#### Written problem
Filter for the word "herinnering" and keep each matching line.

#### Dataset excerpts ####

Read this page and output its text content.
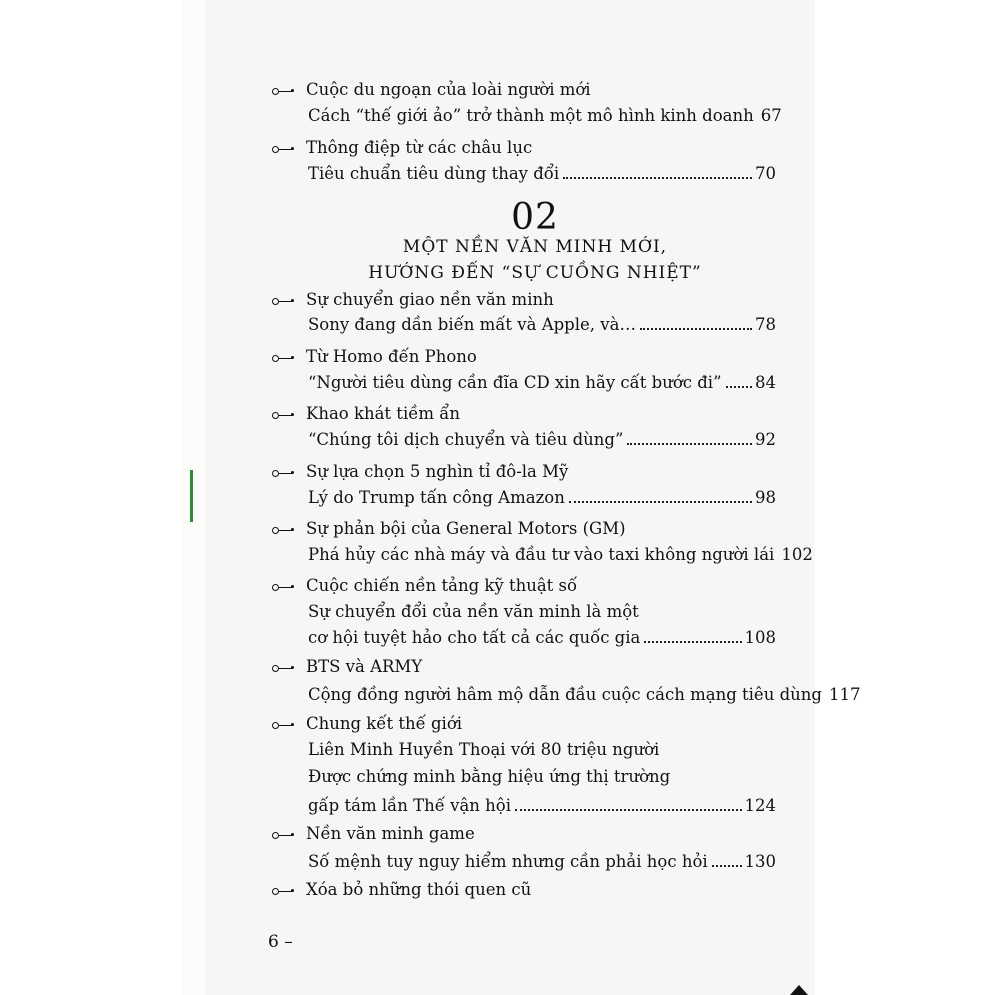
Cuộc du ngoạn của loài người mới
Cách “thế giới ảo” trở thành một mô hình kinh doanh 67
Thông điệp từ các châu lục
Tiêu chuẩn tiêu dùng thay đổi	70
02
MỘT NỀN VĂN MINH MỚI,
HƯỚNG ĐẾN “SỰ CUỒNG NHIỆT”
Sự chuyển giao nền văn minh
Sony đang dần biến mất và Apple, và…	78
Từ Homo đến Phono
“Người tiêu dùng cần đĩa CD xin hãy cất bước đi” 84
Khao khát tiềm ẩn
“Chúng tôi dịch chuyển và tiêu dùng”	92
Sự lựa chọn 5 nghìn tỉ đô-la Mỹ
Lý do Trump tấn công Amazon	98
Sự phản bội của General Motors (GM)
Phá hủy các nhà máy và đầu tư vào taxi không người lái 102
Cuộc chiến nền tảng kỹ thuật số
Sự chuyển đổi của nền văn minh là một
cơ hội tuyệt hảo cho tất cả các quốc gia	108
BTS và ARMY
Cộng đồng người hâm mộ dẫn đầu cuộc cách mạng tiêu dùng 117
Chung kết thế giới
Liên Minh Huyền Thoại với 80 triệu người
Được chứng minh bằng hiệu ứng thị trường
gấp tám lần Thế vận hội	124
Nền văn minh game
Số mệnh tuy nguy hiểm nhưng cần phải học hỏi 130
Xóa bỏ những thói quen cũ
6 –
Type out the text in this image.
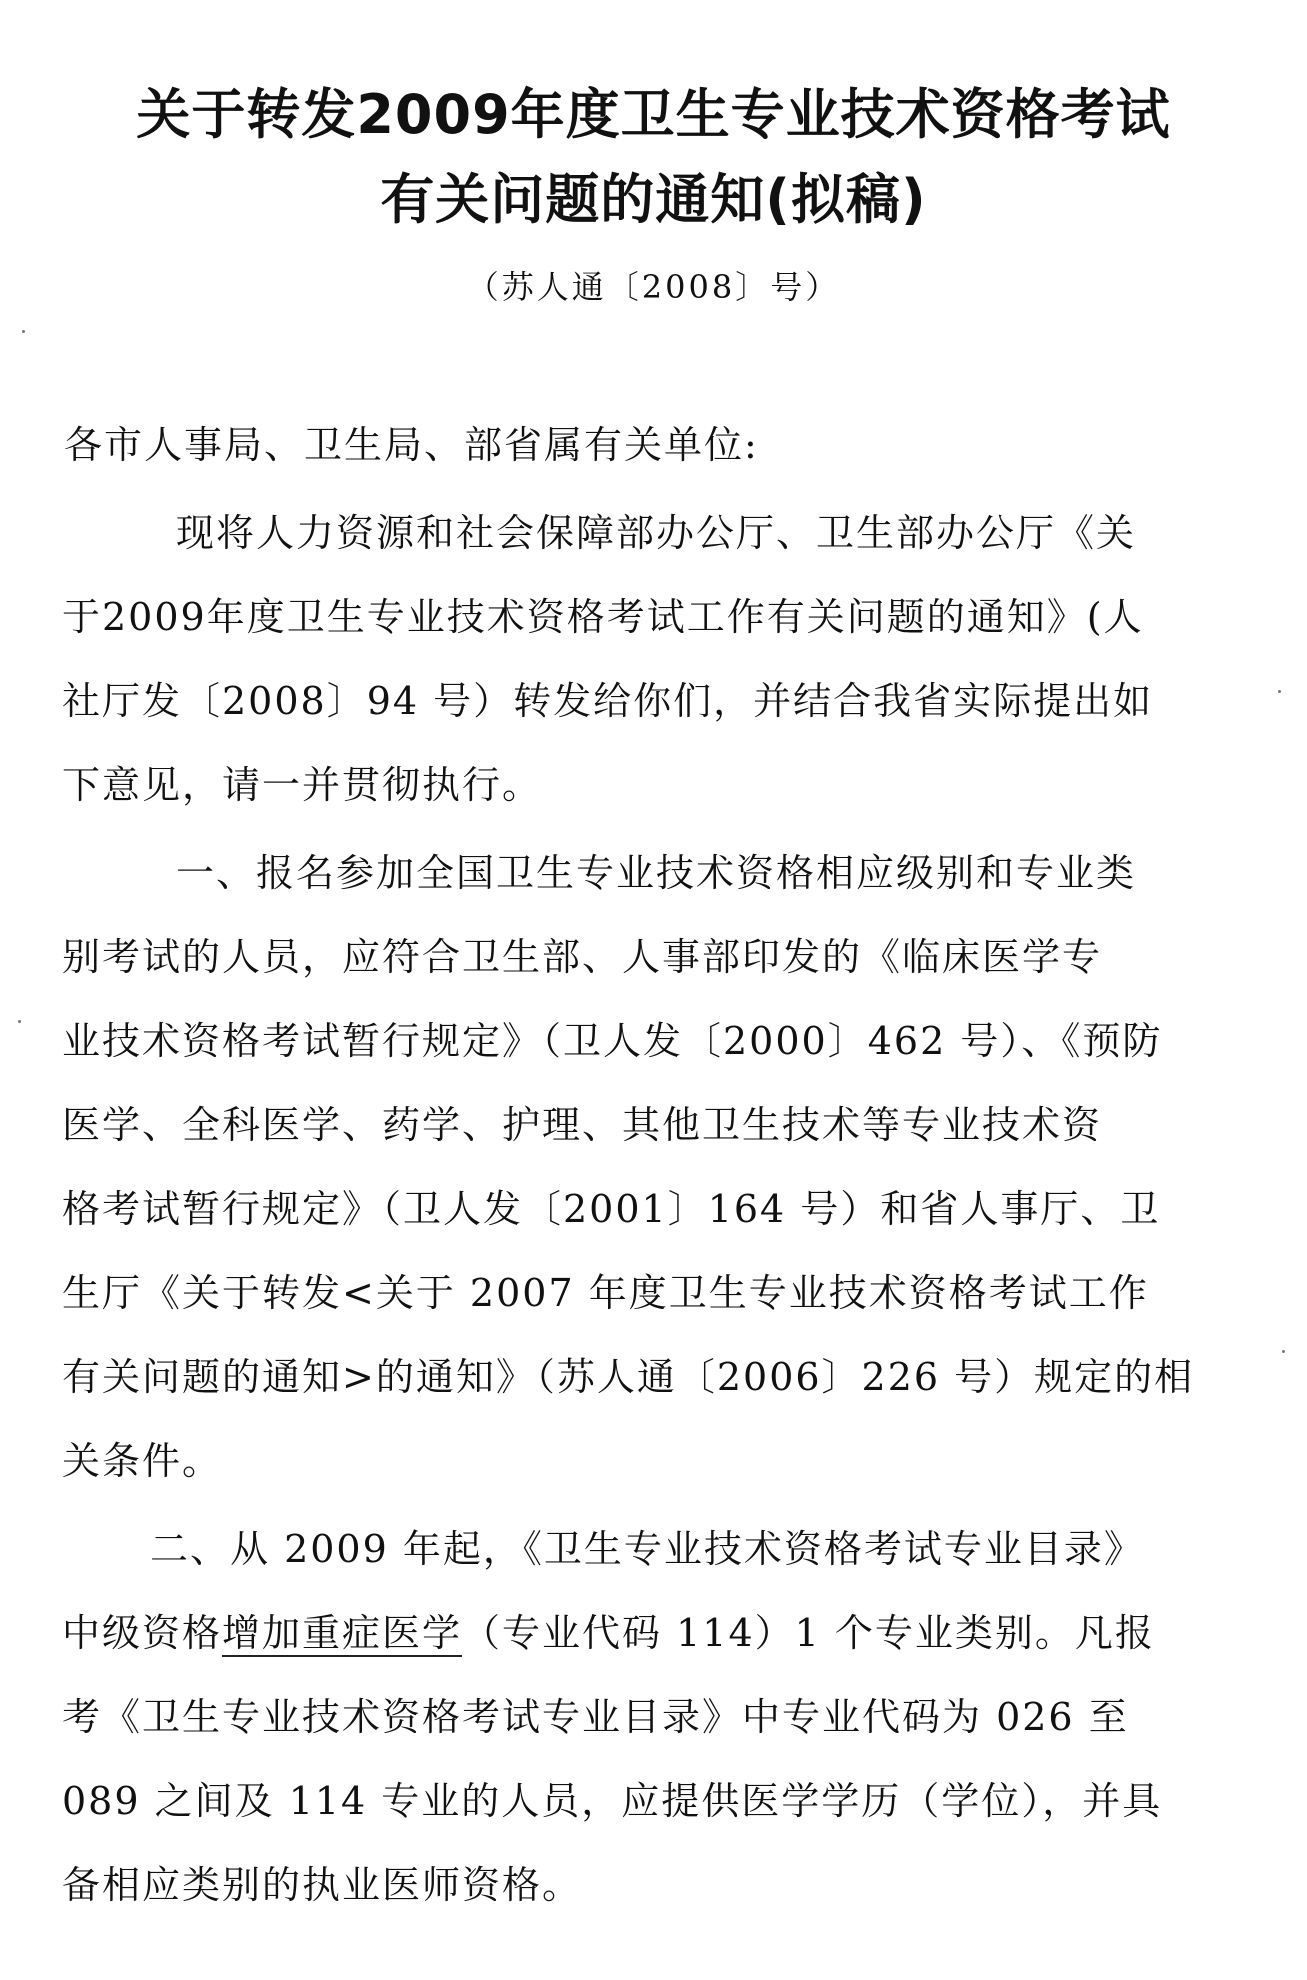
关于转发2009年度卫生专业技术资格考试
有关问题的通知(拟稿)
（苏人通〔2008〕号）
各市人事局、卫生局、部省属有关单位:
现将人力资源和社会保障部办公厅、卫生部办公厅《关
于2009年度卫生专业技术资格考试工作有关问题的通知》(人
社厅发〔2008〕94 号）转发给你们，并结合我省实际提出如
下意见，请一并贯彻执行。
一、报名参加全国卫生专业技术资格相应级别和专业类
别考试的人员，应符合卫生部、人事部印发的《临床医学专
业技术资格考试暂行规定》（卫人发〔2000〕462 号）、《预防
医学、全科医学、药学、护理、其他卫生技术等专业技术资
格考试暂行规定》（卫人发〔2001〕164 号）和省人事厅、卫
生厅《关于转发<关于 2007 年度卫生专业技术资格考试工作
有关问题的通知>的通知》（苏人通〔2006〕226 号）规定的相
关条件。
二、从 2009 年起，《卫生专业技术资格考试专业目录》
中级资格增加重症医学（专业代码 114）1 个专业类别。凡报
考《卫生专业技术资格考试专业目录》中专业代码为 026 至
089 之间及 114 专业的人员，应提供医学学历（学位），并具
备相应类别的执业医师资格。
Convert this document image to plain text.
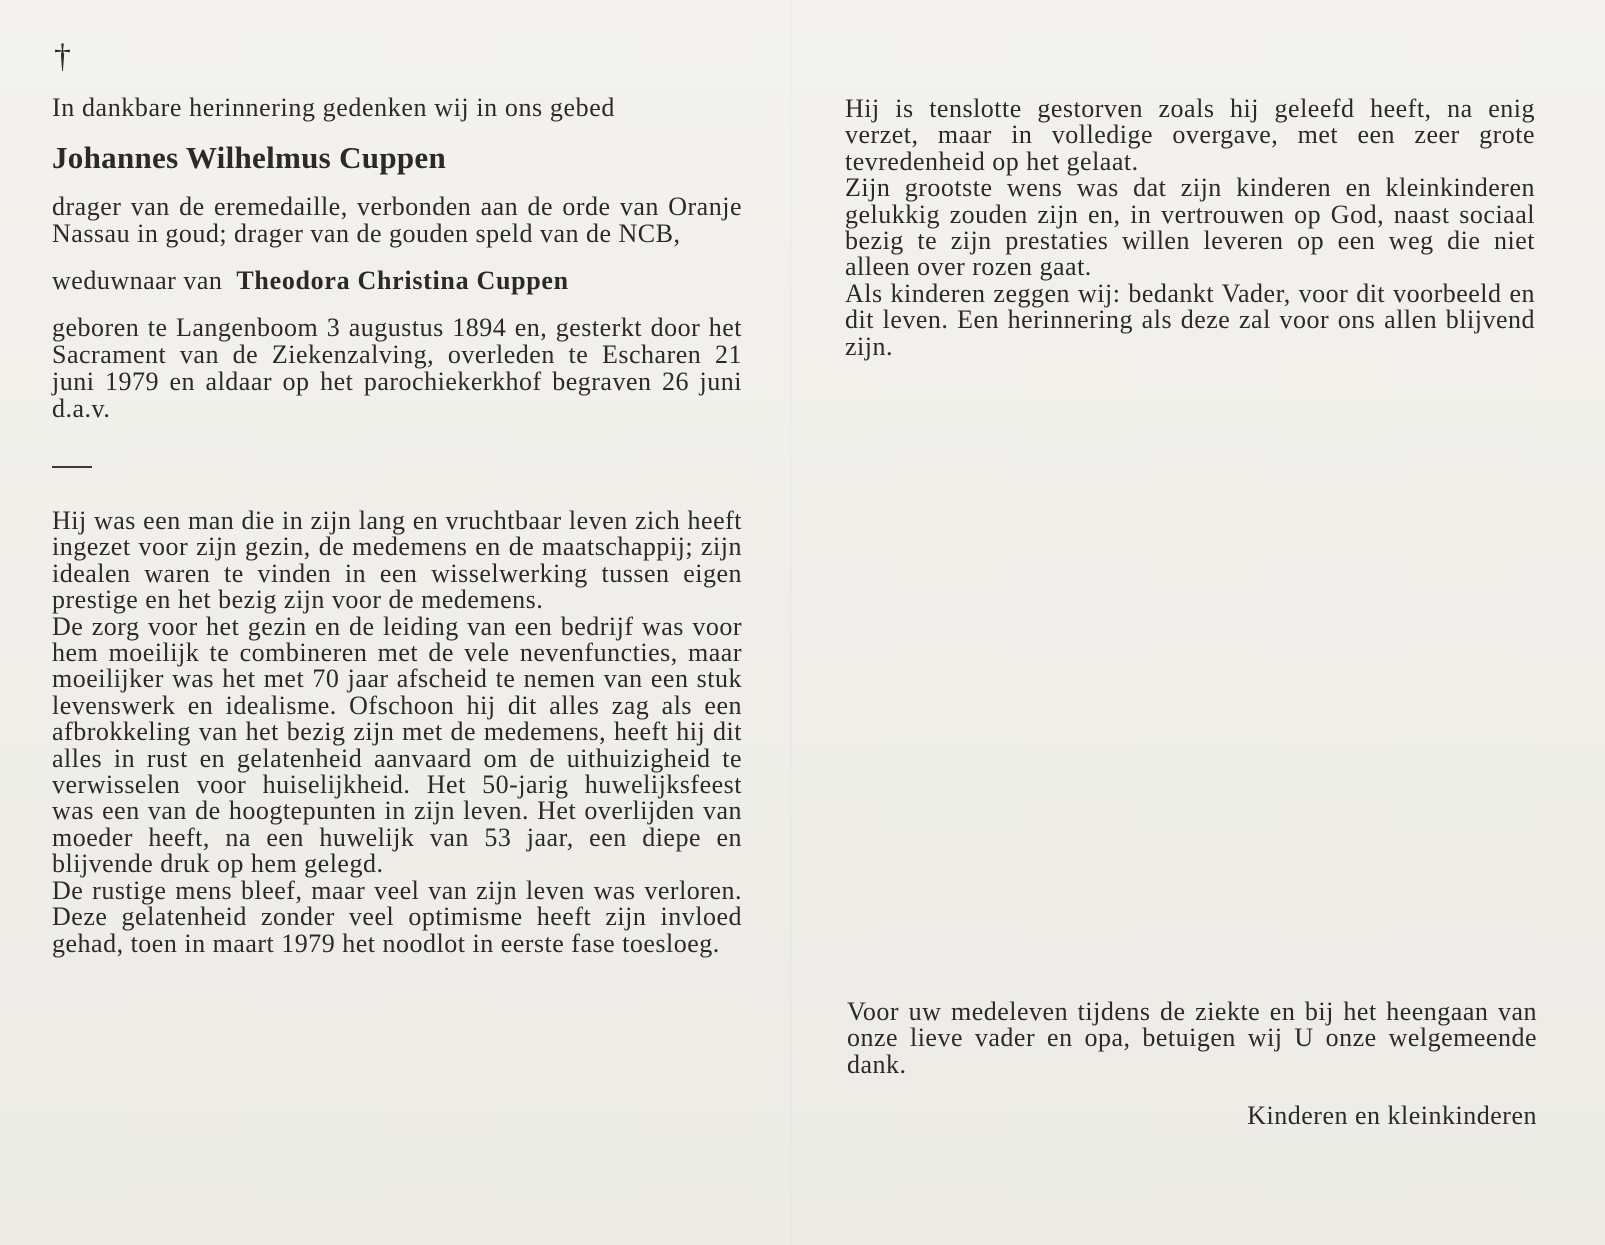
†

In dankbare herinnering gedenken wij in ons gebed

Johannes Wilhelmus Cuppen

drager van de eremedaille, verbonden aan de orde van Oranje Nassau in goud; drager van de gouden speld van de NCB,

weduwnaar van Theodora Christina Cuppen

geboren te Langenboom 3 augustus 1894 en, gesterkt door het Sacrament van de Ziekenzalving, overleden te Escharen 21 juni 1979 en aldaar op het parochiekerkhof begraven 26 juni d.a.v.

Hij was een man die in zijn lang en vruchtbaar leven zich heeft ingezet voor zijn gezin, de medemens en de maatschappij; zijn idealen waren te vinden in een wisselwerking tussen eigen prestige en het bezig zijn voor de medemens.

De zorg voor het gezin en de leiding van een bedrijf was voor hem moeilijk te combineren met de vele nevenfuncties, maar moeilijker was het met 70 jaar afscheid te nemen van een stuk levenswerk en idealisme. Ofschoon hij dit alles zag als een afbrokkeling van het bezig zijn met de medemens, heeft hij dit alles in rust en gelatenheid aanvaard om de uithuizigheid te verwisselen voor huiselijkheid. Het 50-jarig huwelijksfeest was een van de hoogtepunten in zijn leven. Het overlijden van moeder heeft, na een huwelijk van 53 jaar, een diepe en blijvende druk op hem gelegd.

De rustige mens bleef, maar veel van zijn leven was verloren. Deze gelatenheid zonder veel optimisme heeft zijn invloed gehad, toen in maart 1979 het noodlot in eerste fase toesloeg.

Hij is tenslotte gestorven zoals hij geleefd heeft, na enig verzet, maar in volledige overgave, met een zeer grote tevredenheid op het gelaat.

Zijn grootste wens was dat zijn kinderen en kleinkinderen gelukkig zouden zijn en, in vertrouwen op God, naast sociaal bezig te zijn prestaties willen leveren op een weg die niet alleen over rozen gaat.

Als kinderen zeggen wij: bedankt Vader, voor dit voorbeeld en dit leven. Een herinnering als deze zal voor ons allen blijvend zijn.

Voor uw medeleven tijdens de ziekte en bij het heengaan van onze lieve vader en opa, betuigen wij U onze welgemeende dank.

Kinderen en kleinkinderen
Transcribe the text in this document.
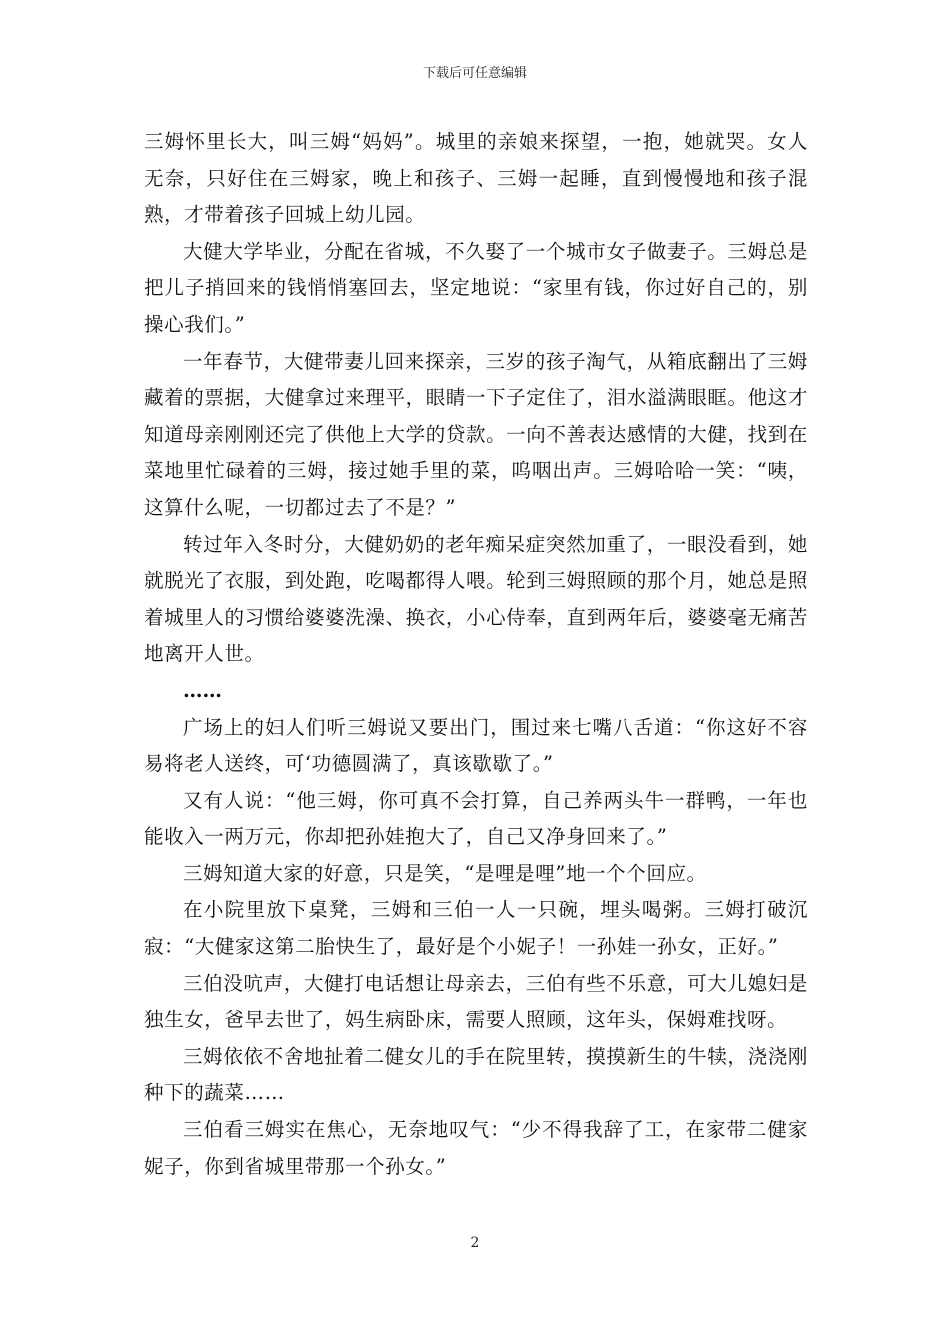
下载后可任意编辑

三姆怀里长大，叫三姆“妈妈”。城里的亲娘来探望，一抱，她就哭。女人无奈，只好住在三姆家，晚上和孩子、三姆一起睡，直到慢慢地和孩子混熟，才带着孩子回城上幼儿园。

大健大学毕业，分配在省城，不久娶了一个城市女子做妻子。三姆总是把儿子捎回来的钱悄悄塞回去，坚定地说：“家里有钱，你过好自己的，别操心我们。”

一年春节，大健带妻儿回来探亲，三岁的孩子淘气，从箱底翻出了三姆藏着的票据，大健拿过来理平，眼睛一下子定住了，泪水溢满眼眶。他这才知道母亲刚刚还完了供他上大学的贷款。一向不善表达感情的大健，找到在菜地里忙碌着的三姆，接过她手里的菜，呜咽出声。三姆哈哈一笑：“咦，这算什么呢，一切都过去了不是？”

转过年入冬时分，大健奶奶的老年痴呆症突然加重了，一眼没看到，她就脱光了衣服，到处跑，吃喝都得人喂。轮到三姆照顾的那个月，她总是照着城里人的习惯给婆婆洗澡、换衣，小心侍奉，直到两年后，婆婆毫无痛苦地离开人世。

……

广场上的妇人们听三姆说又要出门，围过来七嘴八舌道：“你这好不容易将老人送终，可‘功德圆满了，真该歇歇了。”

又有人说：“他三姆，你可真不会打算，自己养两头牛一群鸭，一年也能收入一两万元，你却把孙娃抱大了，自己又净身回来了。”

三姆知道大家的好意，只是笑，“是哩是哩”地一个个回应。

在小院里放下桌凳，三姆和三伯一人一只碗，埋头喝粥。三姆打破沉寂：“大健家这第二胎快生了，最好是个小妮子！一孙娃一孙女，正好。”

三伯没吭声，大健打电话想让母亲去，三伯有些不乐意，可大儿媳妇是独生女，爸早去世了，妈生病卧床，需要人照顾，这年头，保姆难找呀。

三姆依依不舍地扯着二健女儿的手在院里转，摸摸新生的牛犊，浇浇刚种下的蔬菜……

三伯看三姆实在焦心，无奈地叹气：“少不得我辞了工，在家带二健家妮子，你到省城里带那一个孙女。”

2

####

#### Exercise output
In dankbare herinnering gedenken wij in ons gebed
Als kinderen zeggen wij: bedankt Vader, voor dit voorbeeld en dit leven. Een herinnering als deze zal voor ons allen blijvend zijn.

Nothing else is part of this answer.